-- BEGIN Input rows --

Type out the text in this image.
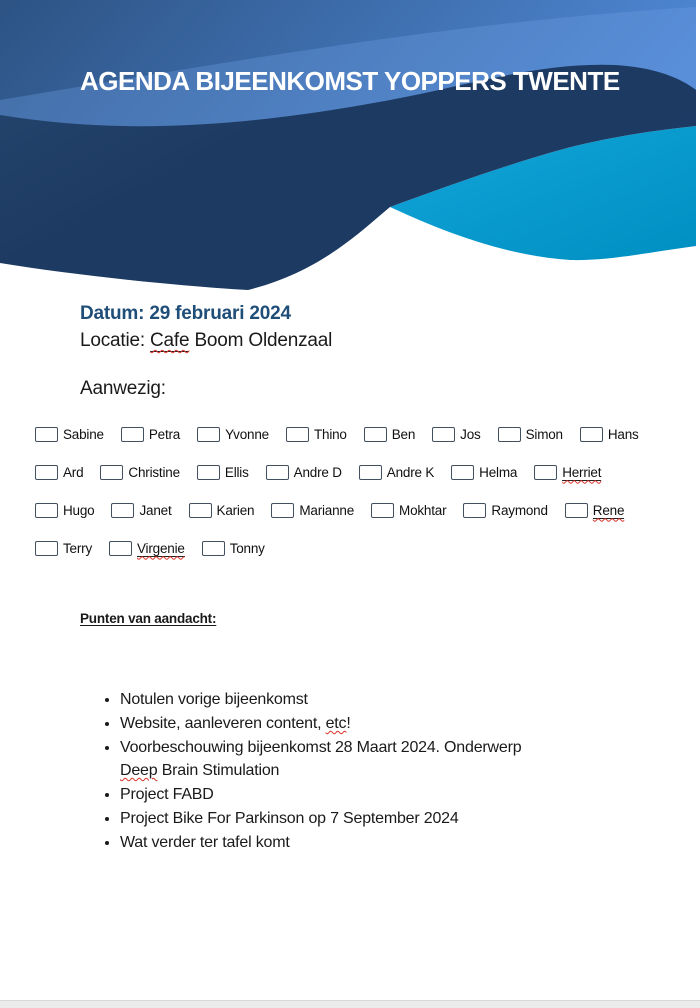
AGENDA BIJEENKOMST YOPPERS TWENTE
Datum: 29 februari 2024
Locatie: Cafe Boom Oldenzaal
Aanwezig:
Sabine	Petra	Yvonne	Thino	Ben	Jos	Simon	Hans
Ard	Christine	Ellis	Andre D	Andre K	Helma	Herriet
Hugo	Janet	Karien	Marianne	Mokhtar	Raymond	Rene
Terry	Virgenie	Tonny
Punten van aandacht:
• Notulen vorige bijeenkomst
• Website, aanleveren content, etc!
• Voorbeschouwing bijeenkomst 28 Maart 2024. Onderwerp
Deep Brain Stimulation
• Project FABD
• Project Bike For Parkinson op 7 September 2024
• Wat verder ter tafel komt
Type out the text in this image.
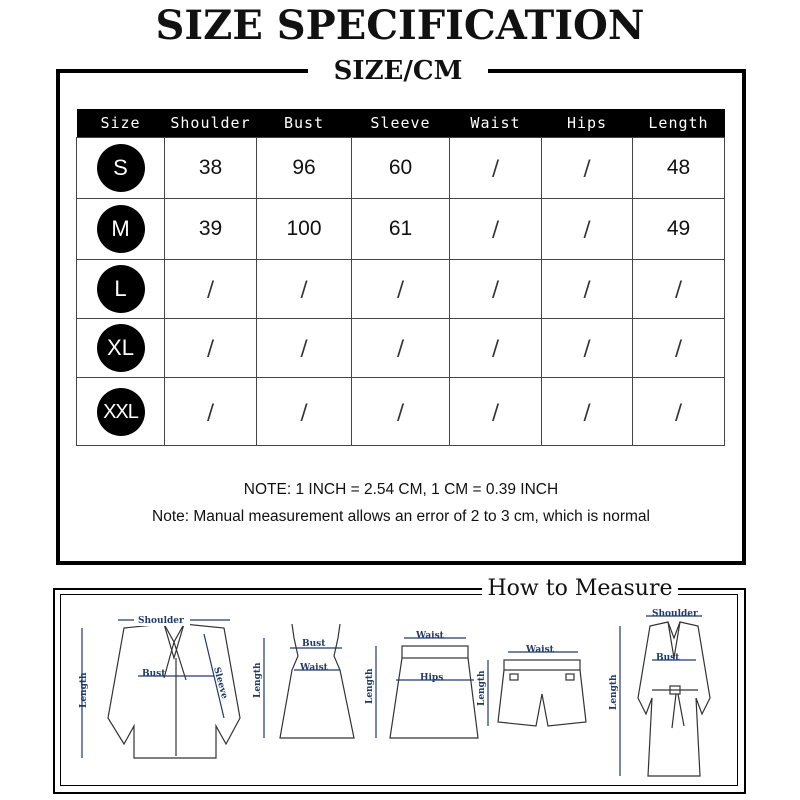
SIZE SPECIFICATION
SIZE/CM
Size	Shoulder	Bust	Sleeve	Waist	Hips	Length
S	38	96	60	/	/	48
M	39	100	61	/	/	49
L	/	/	/	/	/	/
XL	/	/	/	/	/	/
XXL	/	/	/	/	/	/
NOTE: 1 INCH = 2.54 CM, 1 CM = 0.39 INCH
Note: Manual measurement allows an error of 2 to 3 cm, which is normal
How to Measure
Shoulder
Bust	Sleeve
Length
Bust
Waist
Length
Waist
Hips
Length
Waist
Length
Shoulder
Bust
Length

-- END Input rows --

▶ [Given instruction]
From the records given above, reproduce all text exactly and exclude each picture.

▶ [Answer in full]
Type out the text in this image.
AGENDA BIJEENKOMST YOPPERS TWENTE
Datum: 29 februari 2024
Locatie: Cafe Boom Oldenzaal
Aanwezig:
Sabine	Petra	Yvonne	Thino	Ben	Jos	Simon	Hans
Ard	Christine	Ellis	Andre D	Andre K	Helma	Herriet
Hugo	Janet	Karien	Marianne	Mokhtar	Raymond	Rene
Terry	Virgenie	Tonny
Punten van aandacht:
• Notulen vorige bijeenkomst
• Website, aanleveren content, etc!
• Voorbeschouwing bijeenkomst 28 Maart 2024. Onderwerp
Deep Brain Stimulation
• Project FABD
• Project Bike For Parkinson op 7 September 2024
• Wat verder ter tafel komt
Type out the text in this image.
SIZE SPECIFICATION
SIZE/CM
Size	Shoulder	Bust	Sleeve	Waist	Hips	Length
S	38	96	60	/	/	48
M	39	100	61	/	/	49
L	/	/	/	/	/	/
XL	/	/	/	/	/	/
XXL	/	/	/	/	/	/
NOTE: 1 INCH = 2.54 CM, 1 CM = 0.39 INCH
Note: Manual measurement allows an error of 2 to 3 cm, which is normal
How to Measure
Shoulder
Bust	Sleeve
Length
Bust
Waist
Length
Waist
Hips
Length
Waist
Length
Shoulder
Bust
Length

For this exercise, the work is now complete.